Objective: Each of the entries should be retyped precisely as it appears.

Supplied records:
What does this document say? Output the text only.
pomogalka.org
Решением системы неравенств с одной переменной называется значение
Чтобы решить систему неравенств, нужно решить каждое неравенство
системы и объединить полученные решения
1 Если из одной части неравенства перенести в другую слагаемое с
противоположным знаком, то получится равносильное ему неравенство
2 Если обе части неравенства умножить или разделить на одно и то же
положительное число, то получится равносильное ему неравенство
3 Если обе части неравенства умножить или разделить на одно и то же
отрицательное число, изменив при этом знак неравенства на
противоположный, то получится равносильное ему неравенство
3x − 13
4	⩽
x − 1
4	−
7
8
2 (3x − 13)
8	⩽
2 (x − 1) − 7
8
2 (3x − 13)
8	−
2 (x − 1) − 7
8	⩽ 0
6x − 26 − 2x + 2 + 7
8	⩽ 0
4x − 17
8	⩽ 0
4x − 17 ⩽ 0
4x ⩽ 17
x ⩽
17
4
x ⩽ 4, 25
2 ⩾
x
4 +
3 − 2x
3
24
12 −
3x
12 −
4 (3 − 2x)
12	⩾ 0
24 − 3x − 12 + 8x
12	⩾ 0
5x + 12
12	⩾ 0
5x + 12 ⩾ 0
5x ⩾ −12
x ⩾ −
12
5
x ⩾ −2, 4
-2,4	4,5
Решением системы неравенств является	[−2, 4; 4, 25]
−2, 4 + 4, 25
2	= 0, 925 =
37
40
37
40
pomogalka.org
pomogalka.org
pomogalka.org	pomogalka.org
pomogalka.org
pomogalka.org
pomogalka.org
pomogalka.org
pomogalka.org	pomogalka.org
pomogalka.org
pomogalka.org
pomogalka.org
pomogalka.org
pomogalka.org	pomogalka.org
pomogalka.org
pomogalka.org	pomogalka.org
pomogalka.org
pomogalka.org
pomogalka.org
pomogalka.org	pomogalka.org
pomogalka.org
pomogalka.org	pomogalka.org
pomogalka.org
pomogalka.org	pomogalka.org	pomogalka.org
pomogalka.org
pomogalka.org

Solution:
What does this document say? Output the text only.
pomogalka.org
Решением системы неравенств с одной переменной называется значение
Чтобы решить систему неравенств, нужно решить каждое неравенство
системы и объединить полученные решения
1 Если из одной части неравенства перенести в другую слагаемое с
противоположным знаком, то получится равносильное ему неравенство
2 Если обе части неравенства умножить или разделить на одно и то же
положительное число, то получится равносильное ему неравенство
3 Если обе части неравенства умножить или разделить на одно и то же
отрицательное число, изменив при этом знак неравенства на
противоположный, то получится равносильное ему неравенство
3x − 13
4	⩽
x − 1
4	−
7
8
2 (3x − 13)
8	⩽
2 (x − 1) − 7
8
2 (3x − 13)
8	−
2 (x − 1) − 7
8	⩽ 0
6x − 26 − 2x + 2 + 7
8	⩽ 0
4x − 17
8	⩽ 0
4x − 17 ⩽ 0
4x ⩽ 17
x ⩽
17
4
x ⩽ 4, 25
2 ⩾
x
4 +
3 − 2x
3
24
12 −
3x
12 −
4 (3 − 2x)
12	⩾ 0
24 − 3x − 12 + 8x
12	⩾ 0
5x + 12
12	⩾ 0
5x + 12 ⩾ 0
5x ⩾ −12
x ⩾ −
12
5
x ⩾ −2, 4
-2,4	4,5
Решением системы неравенств является	[−2, 4; 4, 25]
−2, 4 + 4, 25
2	= 0, 925 =
37
40
37
40
pomogalka.org
pomogalka.org
pomogalka.org	pomogalka.org
pomogalka.org
pomogalka.org
pomogalka.org
pomogalka.org
pomogalka.org	pomogalka.org
pomogalka.org
pomogalka.org
pomogalka.org
pomogalka.org
pomogalka.org	pomogalka.org
pomogalka.org
pomogalka.org	pomogalka.org
pomogalka.org
pomogalka.org
pomogalka.org
pomogalka.org	pomogalka.org
pomogalka.org
pomogalka.org	pomogalka.org
pomogalka.org
pomogalka.org	pomogalka.org	pomogalka.org
pomogalka.org
pomogalka.org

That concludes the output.